§ Instruction
Scan the entries below and extract each line with the word "price" in it.

━━━━━━━━━━━━━━━━

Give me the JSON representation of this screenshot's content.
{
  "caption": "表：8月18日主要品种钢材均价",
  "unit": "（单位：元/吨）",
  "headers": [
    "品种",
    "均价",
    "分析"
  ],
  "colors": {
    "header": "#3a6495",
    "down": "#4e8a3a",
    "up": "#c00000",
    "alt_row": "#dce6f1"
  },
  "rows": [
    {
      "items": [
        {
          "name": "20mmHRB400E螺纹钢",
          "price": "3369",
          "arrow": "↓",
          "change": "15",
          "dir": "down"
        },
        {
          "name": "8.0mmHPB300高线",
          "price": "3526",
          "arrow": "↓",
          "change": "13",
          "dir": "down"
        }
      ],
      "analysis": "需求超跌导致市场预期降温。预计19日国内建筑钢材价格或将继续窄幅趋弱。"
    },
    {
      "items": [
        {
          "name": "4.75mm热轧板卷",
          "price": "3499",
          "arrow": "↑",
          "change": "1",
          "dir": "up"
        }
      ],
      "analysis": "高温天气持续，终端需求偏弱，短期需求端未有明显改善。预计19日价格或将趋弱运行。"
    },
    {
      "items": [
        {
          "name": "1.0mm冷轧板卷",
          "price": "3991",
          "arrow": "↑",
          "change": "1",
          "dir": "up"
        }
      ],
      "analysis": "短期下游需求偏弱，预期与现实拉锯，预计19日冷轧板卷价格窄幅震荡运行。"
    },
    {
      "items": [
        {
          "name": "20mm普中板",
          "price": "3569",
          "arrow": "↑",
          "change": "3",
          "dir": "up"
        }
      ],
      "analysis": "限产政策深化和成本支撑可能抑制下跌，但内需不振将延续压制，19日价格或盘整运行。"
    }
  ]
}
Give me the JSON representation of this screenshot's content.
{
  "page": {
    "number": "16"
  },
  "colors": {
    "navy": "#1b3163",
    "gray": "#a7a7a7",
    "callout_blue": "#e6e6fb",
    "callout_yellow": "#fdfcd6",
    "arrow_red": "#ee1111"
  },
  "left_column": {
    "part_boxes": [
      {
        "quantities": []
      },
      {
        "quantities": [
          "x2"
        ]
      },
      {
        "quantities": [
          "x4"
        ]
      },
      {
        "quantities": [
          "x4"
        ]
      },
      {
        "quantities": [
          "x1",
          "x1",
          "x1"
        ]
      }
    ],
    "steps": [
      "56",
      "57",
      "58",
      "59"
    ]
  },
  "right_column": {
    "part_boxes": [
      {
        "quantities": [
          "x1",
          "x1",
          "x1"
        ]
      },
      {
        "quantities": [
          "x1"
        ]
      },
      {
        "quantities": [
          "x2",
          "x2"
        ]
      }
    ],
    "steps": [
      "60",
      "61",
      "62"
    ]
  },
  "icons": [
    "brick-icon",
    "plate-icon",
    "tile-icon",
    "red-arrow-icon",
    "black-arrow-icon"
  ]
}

━━━━━━━━━━━━━━━━

§ Correct result
          "price": "3369",
          "price": "3526",
          "price": "3499",
          "price": "3991",
          "price": "3569",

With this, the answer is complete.